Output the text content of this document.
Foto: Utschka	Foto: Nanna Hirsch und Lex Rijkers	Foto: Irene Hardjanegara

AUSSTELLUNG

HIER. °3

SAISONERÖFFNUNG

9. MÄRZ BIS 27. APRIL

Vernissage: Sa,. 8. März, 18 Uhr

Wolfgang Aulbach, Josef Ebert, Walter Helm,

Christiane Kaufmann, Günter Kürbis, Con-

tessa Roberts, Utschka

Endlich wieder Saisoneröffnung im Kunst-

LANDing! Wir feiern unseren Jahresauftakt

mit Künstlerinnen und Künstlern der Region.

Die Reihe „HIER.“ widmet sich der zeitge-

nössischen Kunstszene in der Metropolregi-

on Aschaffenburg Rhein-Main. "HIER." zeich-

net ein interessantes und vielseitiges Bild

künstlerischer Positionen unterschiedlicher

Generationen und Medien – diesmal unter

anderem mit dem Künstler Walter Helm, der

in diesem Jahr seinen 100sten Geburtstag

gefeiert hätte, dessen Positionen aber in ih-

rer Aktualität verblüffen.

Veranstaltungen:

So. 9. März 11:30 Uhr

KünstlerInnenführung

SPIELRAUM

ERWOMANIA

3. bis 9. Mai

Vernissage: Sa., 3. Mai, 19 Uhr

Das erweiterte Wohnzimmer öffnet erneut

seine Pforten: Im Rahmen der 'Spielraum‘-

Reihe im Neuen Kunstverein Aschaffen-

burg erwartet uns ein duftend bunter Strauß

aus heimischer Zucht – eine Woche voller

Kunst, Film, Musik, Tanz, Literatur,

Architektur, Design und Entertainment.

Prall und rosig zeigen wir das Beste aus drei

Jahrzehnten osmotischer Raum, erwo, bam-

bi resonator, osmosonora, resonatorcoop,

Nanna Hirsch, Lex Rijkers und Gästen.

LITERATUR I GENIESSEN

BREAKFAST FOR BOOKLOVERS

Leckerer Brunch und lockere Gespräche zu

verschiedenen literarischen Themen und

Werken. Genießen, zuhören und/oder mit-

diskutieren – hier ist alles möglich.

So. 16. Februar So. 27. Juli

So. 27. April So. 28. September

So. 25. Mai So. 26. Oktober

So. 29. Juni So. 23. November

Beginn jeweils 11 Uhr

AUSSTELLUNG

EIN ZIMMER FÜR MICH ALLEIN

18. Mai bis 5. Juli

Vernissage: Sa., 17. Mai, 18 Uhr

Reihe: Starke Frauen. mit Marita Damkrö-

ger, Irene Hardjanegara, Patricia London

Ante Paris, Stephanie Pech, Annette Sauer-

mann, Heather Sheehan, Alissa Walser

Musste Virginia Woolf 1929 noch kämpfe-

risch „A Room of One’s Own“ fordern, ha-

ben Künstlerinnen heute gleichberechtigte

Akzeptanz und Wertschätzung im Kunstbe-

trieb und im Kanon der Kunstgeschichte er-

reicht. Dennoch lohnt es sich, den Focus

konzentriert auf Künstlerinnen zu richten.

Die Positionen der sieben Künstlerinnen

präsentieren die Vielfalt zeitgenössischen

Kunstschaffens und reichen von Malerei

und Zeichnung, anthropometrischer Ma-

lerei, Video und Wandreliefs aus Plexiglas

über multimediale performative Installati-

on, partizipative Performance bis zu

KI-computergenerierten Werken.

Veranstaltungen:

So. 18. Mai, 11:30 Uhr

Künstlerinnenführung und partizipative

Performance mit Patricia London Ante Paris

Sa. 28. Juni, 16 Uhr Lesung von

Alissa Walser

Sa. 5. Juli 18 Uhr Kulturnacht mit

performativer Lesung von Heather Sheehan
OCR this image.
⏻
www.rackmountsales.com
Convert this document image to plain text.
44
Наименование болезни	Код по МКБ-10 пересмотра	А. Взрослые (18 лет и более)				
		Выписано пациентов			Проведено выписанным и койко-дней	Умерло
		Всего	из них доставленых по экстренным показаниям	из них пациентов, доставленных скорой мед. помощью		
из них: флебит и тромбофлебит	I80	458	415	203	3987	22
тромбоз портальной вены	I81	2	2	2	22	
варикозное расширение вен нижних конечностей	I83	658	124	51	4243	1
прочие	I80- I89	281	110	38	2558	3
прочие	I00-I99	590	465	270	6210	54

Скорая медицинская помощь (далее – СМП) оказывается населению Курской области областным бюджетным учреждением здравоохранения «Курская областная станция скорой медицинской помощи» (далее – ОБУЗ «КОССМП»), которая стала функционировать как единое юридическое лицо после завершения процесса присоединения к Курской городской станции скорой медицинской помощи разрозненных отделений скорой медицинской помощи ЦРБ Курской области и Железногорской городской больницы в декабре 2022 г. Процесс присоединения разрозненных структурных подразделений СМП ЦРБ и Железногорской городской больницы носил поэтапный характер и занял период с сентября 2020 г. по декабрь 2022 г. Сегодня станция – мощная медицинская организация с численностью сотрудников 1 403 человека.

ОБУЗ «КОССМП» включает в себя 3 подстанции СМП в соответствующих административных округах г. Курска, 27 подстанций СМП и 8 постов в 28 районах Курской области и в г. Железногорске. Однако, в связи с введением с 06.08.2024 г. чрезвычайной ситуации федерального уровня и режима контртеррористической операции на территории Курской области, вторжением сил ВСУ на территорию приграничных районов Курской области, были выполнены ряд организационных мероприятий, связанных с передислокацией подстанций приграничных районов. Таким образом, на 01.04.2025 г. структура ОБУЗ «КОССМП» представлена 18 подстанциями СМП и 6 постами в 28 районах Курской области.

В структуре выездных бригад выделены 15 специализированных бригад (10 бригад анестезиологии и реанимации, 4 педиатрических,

+++

— Objective —
Look for the word "document" in every line of the listing and copy the lines that have it.

— Exercise solution —
Output the text content of this document.
Convert this document image to plain text.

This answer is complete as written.